• [Task to complete]:
Exactly reproduce each record listed below.
• • • • •
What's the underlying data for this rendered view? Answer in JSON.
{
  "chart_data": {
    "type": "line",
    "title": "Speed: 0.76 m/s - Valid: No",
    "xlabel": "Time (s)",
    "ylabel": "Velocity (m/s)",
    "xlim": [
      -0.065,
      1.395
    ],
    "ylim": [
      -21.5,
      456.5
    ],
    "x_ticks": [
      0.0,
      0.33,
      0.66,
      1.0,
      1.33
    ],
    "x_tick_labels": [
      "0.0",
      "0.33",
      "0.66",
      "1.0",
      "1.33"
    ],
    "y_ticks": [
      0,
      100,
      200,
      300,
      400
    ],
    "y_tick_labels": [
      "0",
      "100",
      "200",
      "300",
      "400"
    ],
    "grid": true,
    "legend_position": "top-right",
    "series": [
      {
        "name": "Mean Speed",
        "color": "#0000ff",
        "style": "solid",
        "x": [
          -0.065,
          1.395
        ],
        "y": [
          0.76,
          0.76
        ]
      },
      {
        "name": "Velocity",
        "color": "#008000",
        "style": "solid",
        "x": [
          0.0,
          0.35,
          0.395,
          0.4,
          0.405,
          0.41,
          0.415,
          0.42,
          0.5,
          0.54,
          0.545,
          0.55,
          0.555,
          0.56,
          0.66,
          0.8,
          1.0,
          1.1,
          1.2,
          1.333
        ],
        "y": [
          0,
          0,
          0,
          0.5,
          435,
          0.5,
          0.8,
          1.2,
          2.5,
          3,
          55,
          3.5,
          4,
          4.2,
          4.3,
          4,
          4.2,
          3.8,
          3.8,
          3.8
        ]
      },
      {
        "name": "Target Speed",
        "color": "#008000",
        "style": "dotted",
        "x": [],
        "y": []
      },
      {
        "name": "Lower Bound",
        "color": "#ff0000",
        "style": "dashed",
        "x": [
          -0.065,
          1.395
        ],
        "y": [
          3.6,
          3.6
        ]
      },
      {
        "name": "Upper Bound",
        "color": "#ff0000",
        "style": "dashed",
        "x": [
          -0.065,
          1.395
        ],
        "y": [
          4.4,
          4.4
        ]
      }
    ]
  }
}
• • • • •
• [Solution to the problem]:
What's the underlying data for this rendered view? Answer in JSON.
{
  "chart_data": {
    "type": "line",
    "title": "Speed: 0.76 m/s - Valid: No",
    "xlabel": "Time (s)",
    "ylabel": "Velocity (m/s)",
    "xlim": [
      -0.065,
      1.395
    ],
    "ylim": [
      -21.5,
      456.5
    ],
    "x_ticks": [
      0.0,
      0.33,
      0.66,
      1.0,
      1.33
    ],
    "x_tick_labels": [
      "0.0",
      "0.33",
      "0.66",
      "1.0",
      "1.33"
    ],
    "y_ticks": [
      0,
      100,
      200,
      300,
      400
    ],
    "y_tick_labels": [
      "0",
      "100",
      "200",
      "300",
      "400"
    ],
    "grid": true,
    "legend_position": "top-right",
    "series": [
      {
        "name": "Mean Speed",
        "color": "#0000ff",
        "style": "solid",
        "x": [
          -0.065,
          1.395
        ],
        "y": [
          0.76,
          0.76
        ]
      },
      {
        "name": "Velocity",
        "color": "#008000",
        "style": "solid",
        "x": [
          0.0,
          0.35,
          0.395,
          0.4,
          0.405,
          0.41,
          0.415,
          0.42,
          0.5,
          0.54,
          0.545,
          0.55,
          0.555,
          0.56,
          0.66,
          0.8,
          1.0,
          1.1,
          1.2,
          1.333
        ],
        "y": [
          0,
          0,
          0,
          0.5,
          435,
          0.5,
          0.8,
          1.2,
          2.5,
          3,
          55,
          3.5,
          4,
          4.2,
          4.3,
          4,
          4.2,
          3.8,
          3.8,
          3.8
        ]
      },
      {
        "name": "Target Speed",
        "color": "#008000",
        "style": "dotted",
        "x": [],
        "y": []
      },
      {
        "name": "Lower Bound",
        "color": "#ff0000",
        "style": "dashed",
        "x": [
          -0.065,
          1.395
        ],
        "y": [
          3.6,
          3.6
        ]
      },
      {
        "name": "Upper Bound",
        "color": "#ff0000",
        "style": "dashed",
        "x": [
          -0.065,
          1.395
        ],
        "y": [
          4.4,
          4.4
        ]
      }
    ]
  }
}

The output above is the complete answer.